#### MATERIAL FOR THIS EXERCISE
==========
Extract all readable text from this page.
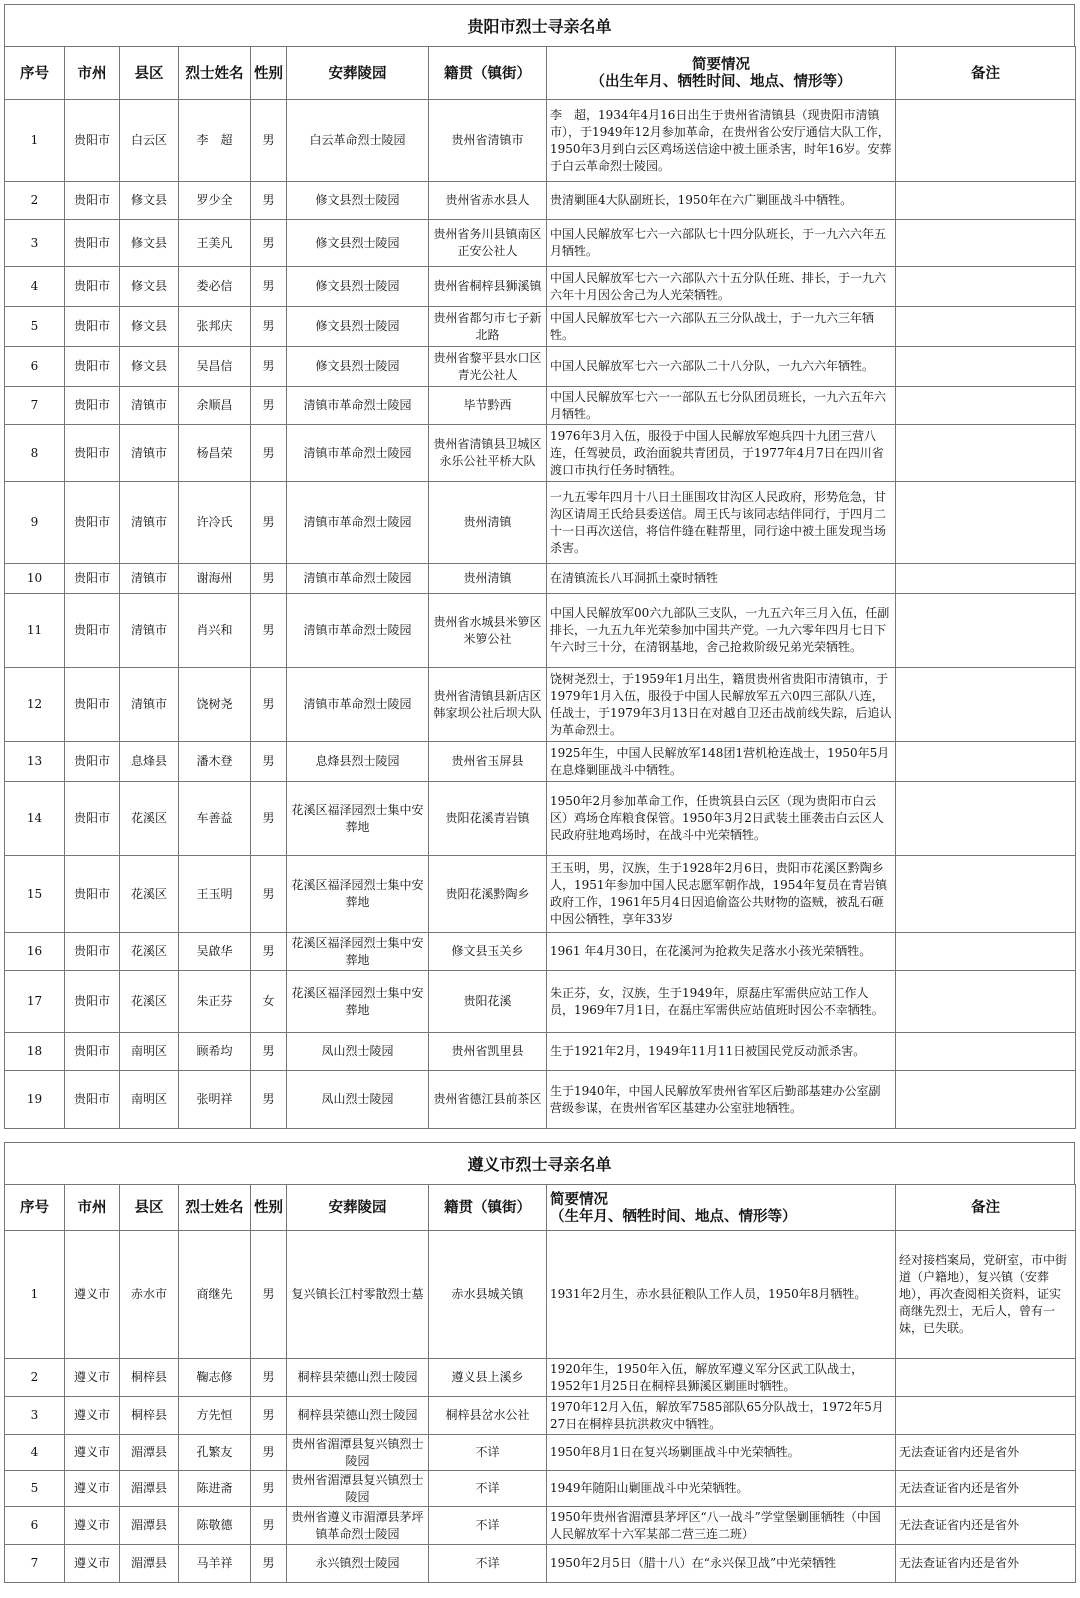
贵阳市烈士寻亲名单
序号	市州	县区	烈士姓名	性别	安葬陵园	籍贯（镇街）	简要情况
（出生年月、牺牲时间、地点、情形等）	备注
1	贵阳市	白云区	李　超	男	白云革命烈士陵园	贵州省清镇市	李　超，1934年4月16日出生于贵州省清镇县（现贵阳市清镇市），于1949年12月参加革命，在贵州省公安厅通信大队工作，1950年3月到白云区鸡场送信途中被土匪杀害，时年16岁。安葬于白云革命烈士陵园。	
2	贵阳市	修文县	罗少全	男	修文县烈士陵园	贵州省赤水县人	贵清剿匪4大队副班长，1950年在六广剿匪战斗中牺牲。	
3	贵阳市	修文县	王美凡	男	修文县烈士陵园	贵州省务川县镇南区正安公社人	中国人民解放军七六一六部队七十四分队班长，于一九六六年五月牺牲。	
4	贵阳市	修文县	娄必信	男	修文县烈士陵园	贵州省桐梓县狮溪镇	中国人民解放军七六一六部队六十五分队任班、排长，于一九六六年十月因公舍己为人光荣牺牲。	
5	贵阳市	修文县	张邦庆	男	修文县烈士陵园	贵州省都匀市七子新北路	中国人民解放军七六一六部队五三分队战士，于一九六三年牺牲。	
6	贵阳市	修文县	吴昌信	男	修文县烈士陵园	贵州省黎平县水口区青光公社人	中国人民解放军七六一六部队二十八分队，一九六六年牺牲。	
7	贵阳市	清镇市	余顺昌	男	清镇市革命烈士陵园	毕节黔西	中国人民解放军七六一一部队五七分队团员班长，一九六五年六月牺牲。	
8	贵阳市	清镇市	杨昌荣	男	清镇市革命烈士陵园	贵州省清镇县卫城区永乐公社平桥大队	1976年3月入伍，服役于中国人民解放军炮兵四十九团三营八连，任驾驶员，政治面貌共青团员，于1977年4月7日在四川省渡口市执行任务时牺牲。	
9	贵阳市	清镇市	许冷氏	男	清镇市革命烈士陵园	贵州清镇	一九五零年四月十八日土匪围攻甘沟区人民政府，形势危急，甘沟区请周王氏给县委送信。周王氏与该同志结伴同行，于四月二十一日再次送信，将信件缝在鞋帮里，同行途中被土匪发现当场杀害。	
10	贵阳市	清镇市	谢海州	男	清镇市革命烈士陵园	贵州清镇	在清镇流长八耳洞抓土豪时牺牲	
11	贵阳市	清镇市	肖兴和	男	清镇市革命烈士陵园	贵州省水城县米箩区米箩公社	中国人民解放军00六九部队三支队，一九五六年三月入伍，任副排长，一九五九年光荣参加中国共产党。一九六零年四月七日下午六时三十分，在清钢基地，舍己抢救阶级兄弟光荣牺牲。	
12	贵阳市	清镇市	饶树尧	男	清镇市革命烈士陵园	贵州省清镇县新店区韩家坝公社后坝大队	饶树尧烈士，于1959年1月出生，籍贯贵州省贵阳市清镇市，于1979年1月入伍，服役于中国人民解放军五六0四三部队八连，任战士，于1979年3月13日在对越自卫还击战前线失踪，后追认为革命烈士。	
13	贵阳市	息烽县	潘木登	男	息烽县烈士陵园	贵州省玉屏县	1925年生，中国人民解放军148团1营机枪连战士，1950年5月在息烽剿匪战斗中牺牲。	
14	贵阳市	花溪区	车善益	男	花溪区福泽园烈士集中安葬地	贵阳花溪青岩镇	1950年2月参加革命工作，任贵筑县白云区（现为贵阳市白云区）鸡场仓库粮食保管。1950年3月2日武装土匪袭击白云区人民政府驻地鸡场时，在战斗中光荣牺牲。	
15	贵阳市	花溪区	王玉明	男	花溪区福泽园烈士集中安葬地	贵阳花溪黔陶乡	王玉明，男，汉族，生于1928年2月6日，贵阳市花溪区黔陶乡人，1951年参加中国人民志愿军朝作战，1954年复员在青岩镇政府工作，1961年5月4日因追偷盗公共财物的盗贼，被乱石砸中因公牺牲，享年33岁	
16	贵阳市	花溪区	吴啟华	男	花溪区福泽园烈士集中安葬地	修文县玉关乡	1961 年4月30日，在花溪河为抢救失足落水小孩光荣牺牲。	
17	贵阳市	花溪区	朱正芬	女	花溪区福泽园烈士集中安葬地	贵阳花溪	朱正芬，女，汉族，生于1949年，原磊庄军需供应站工作人员，1969年7月1日，在磊庄军需供应站值班时因公不幸牺牲。	
18	贵阳市	南明区	顾希均	男	凤山烈士陵园	贵州省凯里县	生于1921年2月，1949年11月11日被国民党反动派杀害。	
19	贵阳市	南明区	张明祥	男	凤山烈士陵园	贵州省德江县前茶区	生于1940年，中国人民解放军贵州省军区后勤部基建办公室副营级参谋，在贵州省军区基建办公室驻地牺牲。	
遵义市烈士寻亲名单
序号	市州	县区	烈士姓名	性别	安葬陵园	籍贯（镇街）	简要情况
（生年月、牺牲时间、地点、情形等）	备注
1	遵义市	赤水市	商继先	男	复兴镇长江村零散烈士墓	赤水县城关镇	1931年2月生，赤水县征粮队工作人员，1950年8月牺牲。	经对接档案局，党研室，市中街道（户籍地），复兴镇（安葬地），再次查阅相关资料，证实商继先烈士，无后人，曾有一妹，已失联。
2	遵义市	桐梓县	鞠志修	男	桐梓县荣德山烈士陵园	遵义县上溪乡	1920年生，1950年入伍，解放军遵义军分区武工队战士，1952年1月25日在桐梓县狮溪区剿匪时牺牲。	
3	遵义市	桐梓县	方先恒	男	桐梓县荣德山烈士陵园	桐梓县岔水公社	1970年12月入伍，解放军7585部队65分队战士，1972年5月27日在桐梓县抗洪救灾中牺牲。	
4	遵义市	湄潭县	孔繁友	男	贵州省湄潭县复兴镇烈士陵园	不详	1950年8月1日在复兴场剿匪战斗中光荣牺牲。	无法查证省内还是省外
5	遵义市	湄潭县	陈进斋	男	贵州省湄潭县复兴镇烈士陵园	不详	1949年随阳山剿匪战斗中光荣牺牲。	无法查证省内还是省外
6	遵义市	湄潭县	陈敬德	男	贵州省遵义市湄潭县茅坪镇革命烈士陵园	不详	1950年贵州省湄潭县茅坪区“八一战斗”学堂堡剿匪牺牲（中国人民解放军十六军某部二营三连二班）	无法查证省内还是省外
7	遵义市	湄潭县	马羊祥	男	永兴镇烈士陵园	不详	1950年2月5日（腊十八）在“永兴保卫战”中光荣牺牲	无法查证省内还是省外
==========
Which lines in the data above contain "凤山烈士陵园"? Show each one.

18	贵阳市	南明区	顾希均	男	凤山烈士陵园	贵州省凯里县	生于1921年2月，1949年11月11日被国民党反动派杀害。	
19	贵阳市	南明区	张明祥	男	凤山烈士陵园	贵州省德江县前茶区	生于1940年，中国人民解放军贵州省军区后勤部基建办公室副营级参谋，在贵州省军区基建办公室驻地牺牲。	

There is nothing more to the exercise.